Take down each entry exactly as written.

— begin —

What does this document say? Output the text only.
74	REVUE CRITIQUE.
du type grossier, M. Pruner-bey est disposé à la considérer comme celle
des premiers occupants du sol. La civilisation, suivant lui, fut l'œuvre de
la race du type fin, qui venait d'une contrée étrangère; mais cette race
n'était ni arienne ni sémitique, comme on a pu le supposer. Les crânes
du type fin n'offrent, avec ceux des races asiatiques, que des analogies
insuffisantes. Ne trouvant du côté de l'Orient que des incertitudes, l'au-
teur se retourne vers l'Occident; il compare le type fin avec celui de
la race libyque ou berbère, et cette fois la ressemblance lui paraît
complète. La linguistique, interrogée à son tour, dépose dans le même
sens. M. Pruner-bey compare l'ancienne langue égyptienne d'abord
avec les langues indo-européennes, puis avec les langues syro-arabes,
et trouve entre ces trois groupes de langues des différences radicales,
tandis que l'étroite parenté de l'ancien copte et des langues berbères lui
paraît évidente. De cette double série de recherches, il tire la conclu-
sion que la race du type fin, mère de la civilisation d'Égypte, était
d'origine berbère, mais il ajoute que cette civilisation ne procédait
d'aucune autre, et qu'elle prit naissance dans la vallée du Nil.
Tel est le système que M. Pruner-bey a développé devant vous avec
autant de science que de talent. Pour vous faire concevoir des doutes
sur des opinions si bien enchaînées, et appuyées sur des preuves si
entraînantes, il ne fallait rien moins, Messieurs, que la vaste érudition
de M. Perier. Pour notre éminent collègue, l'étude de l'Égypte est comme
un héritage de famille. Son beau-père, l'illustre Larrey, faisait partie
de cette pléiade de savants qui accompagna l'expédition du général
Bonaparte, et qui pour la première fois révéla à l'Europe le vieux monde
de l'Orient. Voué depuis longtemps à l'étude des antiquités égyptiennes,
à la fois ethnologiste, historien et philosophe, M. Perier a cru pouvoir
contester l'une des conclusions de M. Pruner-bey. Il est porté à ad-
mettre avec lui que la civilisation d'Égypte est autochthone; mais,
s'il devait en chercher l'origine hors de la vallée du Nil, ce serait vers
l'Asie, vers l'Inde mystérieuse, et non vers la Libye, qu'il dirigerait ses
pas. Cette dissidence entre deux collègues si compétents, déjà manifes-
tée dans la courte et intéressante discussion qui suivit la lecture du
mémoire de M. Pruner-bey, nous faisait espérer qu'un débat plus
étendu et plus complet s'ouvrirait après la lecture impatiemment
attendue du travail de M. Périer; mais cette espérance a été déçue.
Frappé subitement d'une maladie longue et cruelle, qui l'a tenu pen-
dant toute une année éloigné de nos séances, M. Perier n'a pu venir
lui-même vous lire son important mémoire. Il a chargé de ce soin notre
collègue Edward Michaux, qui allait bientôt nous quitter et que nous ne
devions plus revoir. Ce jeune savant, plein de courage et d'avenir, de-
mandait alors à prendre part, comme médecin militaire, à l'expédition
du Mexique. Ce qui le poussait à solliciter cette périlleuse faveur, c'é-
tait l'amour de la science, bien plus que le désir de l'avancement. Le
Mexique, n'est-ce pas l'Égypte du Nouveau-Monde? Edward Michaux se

— end —

The result:
What does this document say? Output the text only.
74	REVUE CRITIQUE.
du type grossier, M. Pruner-bey est disposé à la considérer comme celle
des premiers occupants du sol. La civilisation, suivant lui, fut l'œuvre de
la race du type fin, qui venait d'une contrée étrangère; mais cette race
n'était ni arienne ni sémitique, comme on a pu le supposer. Les crânes
du type fin n'offrent, avec ceux des races asiatiques, que des analogies
insuffisantes. Ne trouvant du côté de l'Orient que des incertitudes, l'au-
teur se retourne vers l'Occident; il compare le type fin avec celui de
la race libyque ou berbère, et cette fois la ressemblance lui paraît
complète. La linguistique, interrogée à son tour, dépose dans le même
sens. M. Pruner-bey compare l'ancienne langue égyptienne d'abord
avec les langues indo-européennes, puis avec les langues syro-arabes,
et trouve entre ces trois groupes de langues des différences radicales,
tandis que l'étroite parenté de l'ancien copte et des langues berbères lui
paraît évidente. De cette double série de recherches, il tire la conclu-
sion que la race du type fin, mère de la civilisation d'Égypte, était
d'origine berbère, mais il ajoute que cette civilisation ne procédait
d'aucune autre, et qu'elle prit naissance dans la vallée du Nil.
Tel est le système que M. Pruner-bey a développé devant vous avec
autant de science que de talent. Pour vous faire concevoir des doutes
sur des opinions si bien enchaînées, et appuyées sur des preuves si
entraînantes, il ne fallait rien moins, Messieurs, que la vaste érudition
de M. Perier. Pour notre éminent collègue, l'étude de l'Égypte est comme
un héritage de famille. Son beau-père, l'illustre Larrey, faisait partie
de cette pléiade de savants qui accompagna l'expédition du général
Bonaparte, et qui pour la première fois révéla à l'Europe le vieux monde
de l'Orient. Voué depuis longtemps à l'étude des antiquités égyptiennes,
à la fois ethnologiste, historien et philosophe, M. Perier a cru pouvoir
contester l'une des conclusions de M. Pruner-bey. Il est porté à ad-
mettre avec lui que la civilisation d'Égypte est autochthone; mais,
s'il devait en chercher l'origine hors de la vallée du Nil, ce serait vers
l'Asie, vers l'Inde mystérieuse, et non vers la Libye, qu'il dirigerait ses
pas. Cette dissidence entre deux collègues si compétents, déjà manifes-
tée dans la courte et intéressante discussion qui suivit la lecture du
mémoire de M. Pruner-bey, nous faisait espérer qu'un débat plus
étendu et plus complet s'ouvrirait après la lecture impatiemment
attendue du travail de M. Périer; mais cette espérance a été déçue.
Frappé subitement d'une maladie longue et cruelle, qui l'a tenu pen-
dant toute une année éloigné de nos séances, M. Perier n'a pu venir
lui-même vous lire son important mémoire. Il a chargé de ce soin notre
collègue Edward Michaux, qui allait bientôt nous quitter et que nous ne
devions plus revoir. Ce jeune savant, plein de courage et d'avenir, de-
mandait alors à prendre part, comme médecin militaire, à l'expédition
du Mexique. Ce qui le poussait à solliciter cette périlleuse faveur, c'é-
tait l'amour de la science, bien plus que le désir de l'avancement. Le
Mexique, n'est-ce pas l'Égypte du Nouveau-Monde? Edward Michaux se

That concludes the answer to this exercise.